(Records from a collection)
-*-*-

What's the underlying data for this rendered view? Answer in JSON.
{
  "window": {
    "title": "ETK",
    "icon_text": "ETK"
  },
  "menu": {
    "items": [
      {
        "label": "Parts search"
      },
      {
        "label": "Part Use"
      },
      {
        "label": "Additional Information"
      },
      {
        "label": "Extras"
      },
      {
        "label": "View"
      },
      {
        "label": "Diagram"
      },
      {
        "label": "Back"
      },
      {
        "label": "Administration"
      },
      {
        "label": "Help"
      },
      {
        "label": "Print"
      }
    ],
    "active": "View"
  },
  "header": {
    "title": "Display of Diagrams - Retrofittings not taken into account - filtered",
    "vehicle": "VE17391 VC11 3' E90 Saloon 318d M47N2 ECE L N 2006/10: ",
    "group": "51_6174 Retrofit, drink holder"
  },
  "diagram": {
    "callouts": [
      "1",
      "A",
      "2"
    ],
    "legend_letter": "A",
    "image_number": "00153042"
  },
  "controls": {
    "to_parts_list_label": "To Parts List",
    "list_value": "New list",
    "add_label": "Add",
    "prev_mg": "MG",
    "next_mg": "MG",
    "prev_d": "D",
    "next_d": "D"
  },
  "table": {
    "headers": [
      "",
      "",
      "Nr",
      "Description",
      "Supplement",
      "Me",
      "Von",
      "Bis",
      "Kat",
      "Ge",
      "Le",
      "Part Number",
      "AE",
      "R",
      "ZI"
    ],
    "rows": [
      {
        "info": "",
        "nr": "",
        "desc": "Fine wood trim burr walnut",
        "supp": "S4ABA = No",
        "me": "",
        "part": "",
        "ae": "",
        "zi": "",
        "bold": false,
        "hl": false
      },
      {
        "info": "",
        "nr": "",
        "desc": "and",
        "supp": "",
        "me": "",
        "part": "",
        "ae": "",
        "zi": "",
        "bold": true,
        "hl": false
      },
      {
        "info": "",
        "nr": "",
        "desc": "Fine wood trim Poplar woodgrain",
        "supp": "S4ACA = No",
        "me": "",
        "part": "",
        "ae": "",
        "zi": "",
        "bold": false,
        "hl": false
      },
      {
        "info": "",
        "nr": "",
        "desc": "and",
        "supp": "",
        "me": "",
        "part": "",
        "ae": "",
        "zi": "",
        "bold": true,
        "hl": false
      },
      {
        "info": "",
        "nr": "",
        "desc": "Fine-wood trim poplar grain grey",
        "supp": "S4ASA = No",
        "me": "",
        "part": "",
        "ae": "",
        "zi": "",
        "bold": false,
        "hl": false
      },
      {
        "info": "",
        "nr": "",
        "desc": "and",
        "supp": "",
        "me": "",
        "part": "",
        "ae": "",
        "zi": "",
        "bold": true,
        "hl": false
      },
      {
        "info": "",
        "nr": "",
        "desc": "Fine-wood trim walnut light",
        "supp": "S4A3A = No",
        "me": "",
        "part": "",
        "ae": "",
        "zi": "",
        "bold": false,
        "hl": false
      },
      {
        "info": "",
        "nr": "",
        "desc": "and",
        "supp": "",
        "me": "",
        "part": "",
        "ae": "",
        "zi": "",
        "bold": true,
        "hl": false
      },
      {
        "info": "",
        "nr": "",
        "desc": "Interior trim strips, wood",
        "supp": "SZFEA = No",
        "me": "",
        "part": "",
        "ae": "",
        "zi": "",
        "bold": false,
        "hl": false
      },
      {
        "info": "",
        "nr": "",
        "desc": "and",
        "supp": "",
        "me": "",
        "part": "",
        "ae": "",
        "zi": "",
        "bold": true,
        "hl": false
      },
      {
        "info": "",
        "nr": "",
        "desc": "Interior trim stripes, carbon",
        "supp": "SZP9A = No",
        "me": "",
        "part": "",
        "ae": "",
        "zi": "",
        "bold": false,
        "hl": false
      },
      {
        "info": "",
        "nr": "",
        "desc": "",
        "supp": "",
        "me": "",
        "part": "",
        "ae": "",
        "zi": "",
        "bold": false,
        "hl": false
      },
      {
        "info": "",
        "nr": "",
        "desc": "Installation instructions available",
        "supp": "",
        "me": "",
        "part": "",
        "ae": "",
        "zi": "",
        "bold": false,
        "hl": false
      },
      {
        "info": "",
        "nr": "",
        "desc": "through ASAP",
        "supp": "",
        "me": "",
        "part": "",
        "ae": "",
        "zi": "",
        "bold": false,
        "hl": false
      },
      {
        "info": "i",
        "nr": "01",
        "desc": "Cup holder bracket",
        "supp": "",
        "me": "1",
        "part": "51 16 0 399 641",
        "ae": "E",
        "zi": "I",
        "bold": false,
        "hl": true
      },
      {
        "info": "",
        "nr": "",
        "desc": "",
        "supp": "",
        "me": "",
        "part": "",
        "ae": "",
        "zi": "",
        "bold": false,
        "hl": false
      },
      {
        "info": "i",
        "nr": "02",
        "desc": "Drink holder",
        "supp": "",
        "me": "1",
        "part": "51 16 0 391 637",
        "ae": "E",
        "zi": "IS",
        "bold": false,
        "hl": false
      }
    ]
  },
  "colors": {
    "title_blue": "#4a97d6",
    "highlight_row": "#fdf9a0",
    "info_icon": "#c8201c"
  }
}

-*-*-

-- Challenge --
Write out all the records above again, exactly as they stand.

-- Full output --
What's the underlying data for this rendered view? Answer in JSON.
{
  "window": {
    "title": "ETK",
    "icon_text": "ETK"
  },
  "menu": {
    "items": [
      {
        "label": "Parts search"
      },
      {
        "label": "Part Use"
      },
      {
        "label": "Additional Information"
      },
      {
        "label": "Extras"
      },
      {
        "label": "View"
      },
      {
        "label": "Diagram"
      },
      {
        "label": "Back"
      },
      {
        "label": "Administration"
      },
      {
        "label": "Help"
      },
      {
        "label": "Print"
      }
    ],
    "active": "View"
  },
  "header": {
    "title": "Display of Diagrams - Retrofittings not taken into account - filtered",
    "vehicle": "VE17391 VC11 3' E90 Saloon 318d M47N2 ECE L N 2006/10: ",
    "group": "51_6174 Retrofit, drink holder"
  },
  "diagram": {
    "callouts": [
      "1",
      "A",
      "2"
    ],
    "legend_letter": "A",
    "image_number": "00153042"
  },
  "controls": {
    "to_parts_list_label": "To Parts List",
    "list_value": "New list",
    "add_label": "Add",
    "prev_mg": "MG",
    "next_mg": "MG",
    "prev_d": "D",
    "next_d": "D"
  },
  "table": {
    "headers": [
      "",
      "",
      "Nr",
      "Description",
      "Supplement",
      "Me",
      "Von",
      "Bis",
      "Kat",
      "Ge",
      "Le",
      "Part Number",
      "AE",
      "R",
      "ZI"
    ],
    "rows": [
      {
        "info": "",
        "nr": "",
        "desc": "Fine wood trim burr walnut",
        "supp": "S4ABA = No",
        "me": "",
        "part": "",
        "ae": "",
        "zi": "",
        "bold": false,
        "hl": false
      },
      {
        "info": "",
        "nr": "",
        "desc": "and",
        "supp": "",
        "me": "",
        "part": "",
        "ae": "",
        "zi": "",
        "bold": true,
        "hl": false
      },
      {
        "info": "",
        "nr": "",
        "desc": "Fine wood trim Poplar woodgrain",
        "supp": "S4ACA = No",
        "me": "",
        "part": "",
        "ae": "",
        "zi": "",
        "bold": false,
        "hl": false
      },
      {
        "info": "",
        "nr": "",
        "desc": "and",
        "supp": "",
        "me": "",
        "part": "",
        "ae": "",
        "zi": "",
        "bold": true,
        "hl": false
      },
      {
        "info": "",
        "nr": "",
        "desc": "Fine-wood trim poplar grain grey",
        "supp": "S4ASA = No",
        "me": "",
        "part": "",
        "ae": "",
        "zi": "",
        "bold": false,
        "hl": false
      },
      {
        "info": "",
        "nr": "",
        "desc": "and",
        "supp": "",
        "me": "",
        "part": "",
        "ae": "",
        "zi": "",
        "bold": true,
        "hl": false
      },
      {
        "info": "",
        "nr": "",
        "desc": "Fine-wood trim walnut light",
        "supp": "S4A3A = No",
        "me": "",
        "part": "",
        "ae": "",
        "zi": "",
        "bold": false,
        "hl": false
      },
      {
        "info": "",
        "nr": "",
        "desc": "and",
        "supp": "",
        "me": "",
        "part": "",
        "ae": "",
        "zi": "",
        "bold": true,
        "hl": false
      },
      {
        "info": "",
        "nr": "",
        "desc": "Interior trim strips, wood",
        "supp": "SZFEA = No",
        "me": "",
        "part": "",
        "ae": "",
        "zi": "",
        "bold": false,
        "hl": false
      },
      {
        "info": "",
        "nr": "",
        "desc": "and",
        "supp": "",
        "me": "",
        "part": "",
        "ae": "",
        "zi": "",
        "bold": true,
        "hl": false
      },
      {
        "info": "",
        "nr": "",
        "desc": "Interior trim stripes, carbon",
        "supp": "SZP9A = No",
        "me": "",
        "part": "",
        "ae": "",
        "zi": "",
        "bold": false,
        "hl": false
      },
      {
        "info": "",
        "nr": "",
        "desc": "",
        "supp": "",
        "me": "",
        "part": "",
        "ae": "",
        "zi": "",
        "bold": false,
        "hl": false
      },
      {
        "info": "",
        "nr": "",
        "desc": "Installation instructions available",
        "supp": "",
        "me": "",
        "part": "",
        "ae": "",
        "zi": "",
        "bold": false,
        "hl": false
      },
      {
        "info": "",
        "nr": "",
        "desc": "through ASAP",
        "supp": "",
        "me": "",
        "part": "",
        "ae": "",
        "zi": "",
        "bold": false,
        "hl": false
      },
      {
        "info": "i",
        "nr": "01",
        "desc": "Cup holder bracket",
        "supp": "",
        "me": "1",
        "part": "51 16 0 399 641",
        "ae": "E",
        "zi": "I",
        "bold": false,
        "hl": true
      },
      {
        "info": "",
        "nr": "",
        "desc": "",
        "supp": "",
        "me": "",
        "part": "",
        "ae": "",
        "zi": "",
        "bold": false,
        "hl": false
      },
      {
        "info": "i",
        "nr": "02",
        "desc": "Drink holder",
        "supp": "",
        "me": "1",
        "part": "51 16 0 391 637",
        "ae": "E",
        "zi": "IS",
        "bold": false,
        "hl": false
      }
    ]
  },
  "colors": {
    "title_blue": "#4a97d6",
    "highlight_row": "#fdf9a0",
    "info_icon": "#c8201c"
  }
}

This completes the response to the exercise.